Stored records
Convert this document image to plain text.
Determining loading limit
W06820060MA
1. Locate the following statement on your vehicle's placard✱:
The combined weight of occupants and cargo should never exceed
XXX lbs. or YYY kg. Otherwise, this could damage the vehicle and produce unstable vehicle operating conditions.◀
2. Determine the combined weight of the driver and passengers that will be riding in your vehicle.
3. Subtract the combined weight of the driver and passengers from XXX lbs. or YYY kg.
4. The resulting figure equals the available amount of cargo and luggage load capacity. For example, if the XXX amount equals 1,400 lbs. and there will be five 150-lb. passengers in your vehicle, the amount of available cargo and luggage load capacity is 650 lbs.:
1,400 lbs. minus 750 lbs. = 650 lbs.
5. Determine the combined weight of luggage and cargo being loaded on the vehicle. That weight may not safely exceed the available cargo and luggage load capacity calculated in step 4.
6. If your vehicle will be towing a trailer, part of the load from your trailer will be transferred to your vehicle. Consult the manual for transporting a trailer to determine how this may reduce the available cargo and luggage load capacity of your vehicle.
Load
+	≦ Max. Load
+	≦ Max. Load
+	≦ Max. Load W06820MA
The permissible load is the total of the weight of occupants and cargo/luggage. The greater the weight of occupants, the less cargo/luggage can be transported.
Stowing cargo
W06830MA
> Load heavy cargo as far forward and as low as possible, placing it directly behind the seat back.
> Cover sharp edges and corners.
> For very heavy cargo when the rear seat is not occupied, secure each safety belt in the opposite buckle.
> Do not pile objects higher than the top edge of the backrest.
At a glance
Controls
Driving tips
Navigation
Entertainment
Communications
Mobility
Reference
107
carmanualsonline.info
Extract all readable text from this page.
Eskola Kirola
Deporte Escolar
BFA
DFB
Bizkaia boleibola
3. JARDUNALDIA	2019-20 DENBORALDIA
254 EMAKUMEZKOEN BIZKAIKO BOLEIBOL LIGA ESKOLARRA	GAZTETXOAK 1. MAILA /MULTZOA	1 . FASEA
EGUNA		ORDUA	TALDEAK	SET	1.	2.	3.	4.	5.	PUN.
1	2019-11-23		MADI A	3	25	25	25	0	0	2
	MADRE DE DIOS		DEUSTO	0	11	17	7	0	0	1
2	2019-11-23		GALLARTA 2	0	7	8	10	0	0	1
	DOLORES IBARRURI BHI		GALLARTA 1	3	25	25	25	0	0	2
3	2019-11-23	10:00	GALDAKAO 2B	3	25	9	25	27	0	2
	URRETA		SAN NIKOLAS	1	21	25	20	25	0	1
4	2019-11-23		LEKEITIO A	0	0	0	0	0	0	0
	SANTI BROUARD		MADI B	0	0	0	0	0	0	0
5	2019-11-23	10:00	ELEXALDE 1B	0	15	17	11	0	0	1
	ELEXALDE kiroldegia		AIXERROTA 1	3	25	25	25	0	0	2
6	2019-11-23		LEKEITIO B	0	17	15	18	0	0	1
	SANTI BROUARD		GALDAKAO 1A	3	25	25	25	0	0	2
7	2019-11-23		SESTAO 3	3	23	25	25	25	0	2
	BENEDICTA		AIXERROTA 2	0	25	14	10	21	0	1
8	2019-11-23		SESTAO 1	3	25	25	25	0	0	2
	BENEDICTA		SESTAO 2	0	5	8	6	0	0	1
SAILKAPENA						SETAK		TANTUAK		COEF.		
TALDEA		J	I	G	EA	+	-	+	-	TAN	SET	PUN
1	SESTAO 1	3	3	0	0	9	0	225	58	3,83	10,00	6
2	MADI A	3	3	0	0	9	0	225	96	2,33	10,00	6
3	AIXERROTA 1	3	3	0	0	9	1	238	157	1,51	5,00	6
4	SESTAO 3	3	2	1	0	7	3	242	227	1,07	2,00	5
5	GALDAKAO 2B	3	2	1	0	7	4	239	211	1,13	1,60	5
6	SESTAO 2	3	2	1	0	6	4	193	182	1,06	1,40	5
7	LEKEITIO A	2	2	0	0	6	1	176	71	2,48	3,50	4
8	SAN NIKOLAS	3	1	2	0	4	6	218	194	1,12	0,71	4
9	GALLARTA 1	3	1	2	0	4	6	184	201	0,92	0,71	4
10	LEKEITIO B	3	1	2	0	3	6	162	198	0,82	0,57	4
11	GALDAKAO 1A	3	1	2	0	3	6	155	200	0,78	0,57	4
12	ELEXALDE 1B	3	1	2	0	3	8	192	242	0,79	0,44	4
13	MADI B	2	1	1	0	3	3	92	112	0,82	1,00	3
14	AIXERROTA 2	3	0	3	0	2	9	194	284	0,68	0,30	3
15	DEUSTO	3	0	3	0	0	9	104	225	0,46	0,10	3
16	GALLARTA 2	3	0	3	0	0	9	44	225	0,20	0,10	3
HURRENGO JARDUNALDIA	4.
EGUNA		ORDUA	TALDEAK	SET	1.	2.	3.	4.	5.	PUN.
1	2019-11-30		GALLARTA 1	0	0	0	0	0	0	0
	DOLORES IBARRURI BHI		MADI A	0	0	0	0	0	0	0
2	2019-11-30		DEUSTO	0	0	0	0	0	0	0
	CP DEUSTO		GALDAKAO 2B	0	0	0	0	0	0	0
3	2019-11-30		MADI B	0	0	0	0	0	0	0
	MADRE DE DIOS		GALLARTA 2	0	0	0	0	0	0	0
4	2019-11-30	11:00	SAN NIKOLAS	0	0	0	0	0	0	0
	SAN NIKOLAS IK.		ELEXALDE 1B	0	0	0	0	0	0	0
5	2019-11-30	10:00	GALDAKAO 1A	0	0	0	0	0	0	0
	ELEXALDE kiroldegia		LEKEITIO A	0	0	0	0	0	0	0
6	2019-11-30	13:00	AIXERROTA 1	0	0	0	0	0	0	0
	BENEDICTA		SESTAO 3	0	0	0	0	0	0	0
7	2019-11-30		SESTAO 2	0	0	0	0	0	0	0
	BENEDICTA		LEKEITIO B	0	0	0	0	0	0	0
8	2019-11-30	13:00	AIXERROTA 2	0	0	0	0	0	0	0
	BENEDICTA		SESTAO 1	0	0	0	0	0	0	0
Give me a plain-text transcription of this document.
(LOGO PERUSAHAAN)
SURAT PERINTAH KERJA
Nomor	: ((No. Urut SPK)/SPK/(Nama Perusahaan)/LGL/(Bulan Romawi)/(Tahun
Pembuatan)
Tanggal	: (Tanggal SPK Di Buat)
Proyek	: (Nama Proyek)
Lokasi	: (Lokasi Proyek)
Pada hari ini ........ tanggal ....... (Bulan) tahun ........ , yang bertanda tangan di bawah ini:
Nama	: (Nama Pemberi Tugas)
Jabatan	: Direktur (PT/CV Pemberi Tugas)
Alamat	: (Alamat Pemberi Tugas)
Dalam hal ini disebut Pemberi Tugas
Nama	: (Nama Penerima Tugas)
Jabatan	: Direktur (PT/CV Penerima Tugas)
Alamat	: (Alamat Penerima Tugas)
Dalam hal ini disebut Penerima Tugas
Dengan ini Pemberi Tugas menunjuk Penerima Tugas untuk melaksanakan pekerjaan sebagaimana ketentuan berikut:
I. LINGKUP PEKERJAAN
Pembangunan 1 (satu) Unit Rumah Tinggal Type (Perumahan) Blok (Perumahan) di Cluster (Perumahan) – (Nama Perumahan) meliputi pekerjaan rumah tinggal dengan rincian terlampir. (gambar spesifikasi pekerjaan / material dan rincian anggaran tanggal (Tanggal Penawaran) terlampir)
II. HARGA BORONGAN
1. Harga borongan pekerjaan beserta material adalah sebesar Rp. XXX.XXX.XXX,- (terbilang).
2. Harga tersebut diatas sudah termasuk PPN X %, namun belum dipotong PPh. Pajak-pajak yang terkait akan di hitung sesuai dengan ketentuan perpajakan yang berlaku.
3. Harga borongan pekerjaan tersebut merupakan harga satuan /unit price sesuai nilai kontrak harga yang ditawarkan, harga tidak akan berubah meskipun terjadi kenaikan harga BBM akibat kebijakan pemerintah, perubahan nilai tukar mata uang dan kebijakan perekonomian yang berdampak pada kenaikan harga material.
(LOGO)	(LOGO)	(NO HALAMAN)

- [What is needed]
Pull out every line of the records that includes the string "from".

- [Response to the task]
3. Subtract the combined weight of the driver and passengers from XXX lbs. or YYY kg.
6. If your vehicle will be towing a trailer, part of the load from your trailer will be transferred to your vehicle. Consult the manual for transporting a trailer to determine how this may reduce the available cargo and luggage load capacity of your vehicle.
Extract all readable text from this page.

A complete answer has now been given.